What is the number of lines in these entries that contain "value"? State it alone.
- - - - -
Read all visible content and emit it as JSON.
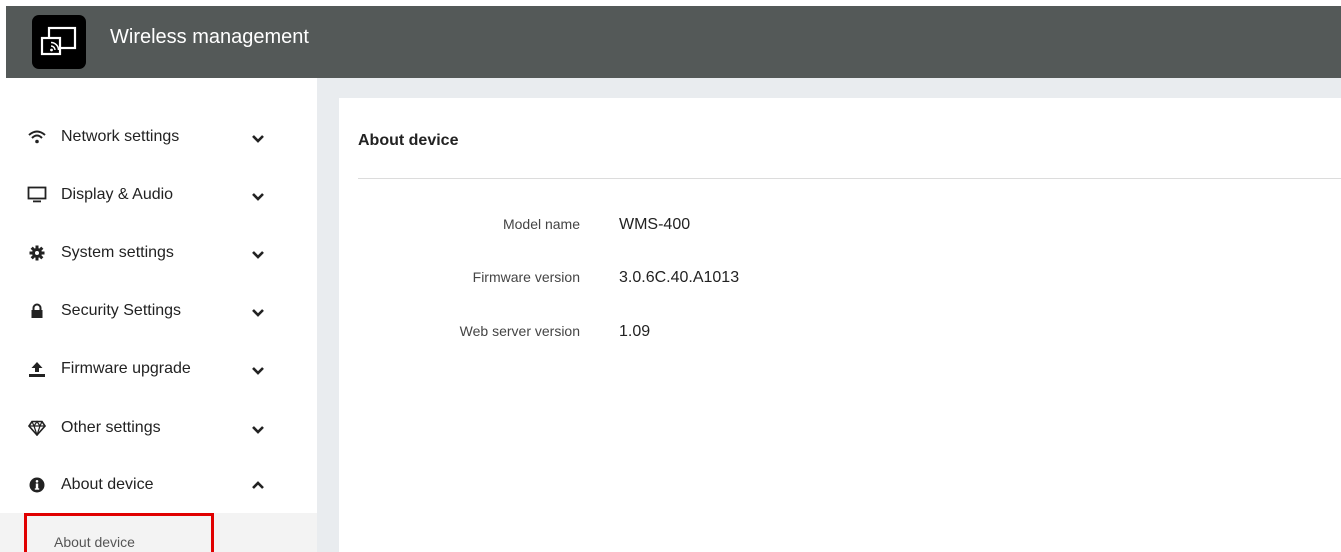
{
  "header": {
    "title": "Wireless management",
    "logo_icon": "screen-cast-icon",
    "background": "#545958"
  },
  "sidebar": {
    "items": [
      {
        "label": "Network settings",
        "icon": "wifi-icon",
        "expanded": false
      },
      {
        "label": "Display & Audio",
        "icon": "monitor-icon",
        "expanded": false
      },
      {
        "label": "System settings",
        "icon": "gear-icon",
        "expanded": false
      },
      {
        "label": "Security Settings",
        "icon": "lock-icon",
        "expanded": false
      },
      {
        "label": "Firmware upgrade",
        "icon": "upload-icon",
        "expanded": false
      },
      {
        "label": "Other settings",
        "icon": "diamond-icon",
        "expanded": false
      },
      {
        "label": "About device",
        "icon": "info-icon",
        "expanded": true
      }
    ],
    "subitem": {
      "label": "About device",
      "highlight_color": "#e00000"
    }
  },
  "main": {
    "title": "About device",
    "rows": [
      {
        "label": "Model name",
        "value": "WMS-400"
      },
      {
        "label": "Firmware version",
        "value": "3.0.6C.40.A1013"
      },
      {
        "label": "Web server version",
        "value": "1.09"
      }
    ]
  }
}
- - - - -
> **Complete answer**: 3